Saved entries

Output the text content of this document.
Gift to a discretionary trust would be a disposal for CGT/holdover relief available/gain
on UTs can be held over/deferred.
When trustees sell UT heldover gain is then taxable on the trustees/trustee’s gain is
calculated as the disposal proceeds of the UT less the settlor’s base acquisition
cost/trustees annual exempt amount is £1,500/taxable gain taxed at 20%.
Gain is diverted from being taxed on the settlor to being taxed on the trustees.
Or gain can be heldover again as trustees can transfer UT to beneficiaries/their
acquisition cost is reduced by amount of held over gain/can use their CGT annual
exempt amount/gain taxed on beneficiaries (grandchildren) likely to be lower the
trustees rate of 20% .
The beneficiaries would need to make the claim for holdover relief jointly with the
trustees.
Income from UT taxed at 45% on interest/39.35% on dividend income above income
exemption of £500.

### BRIEF
Print all of the entries exactly as they are written.

### SOLUTION TO THIS TASK
Output the text content of this document.
Gift to a discretionary trust would be a disposal for CGT/holdover relief available/gain
on UTs can be held over/deferred.
When trustees sell UT heldover gain is then taxable on the trustees/trustee’s gain is
calculated as the disposal proceeds of the UT less the settlor’s base acquisition
cost/trustees annual exempt amount is £1,500/taxable gain taxed at 20%.
Gain is diverted from being taxed on the settlor to being taxed on the trustees.
Or gain can be heldover again as trustees can transfer UT to beneficiaries/their
acquisition cost is reduced by amount of held over gain/can use their CGT annual
exempt amount/gain taxed on beneficiaries (grandchildren) likely to be lower the
trustees rate of 20% .
The beneficiaries would need to make the claim for holdover relief jointly with the
trustees.
Income from UT taxed at 45% on interest/39.35% on dividend income above income
exemption of £500.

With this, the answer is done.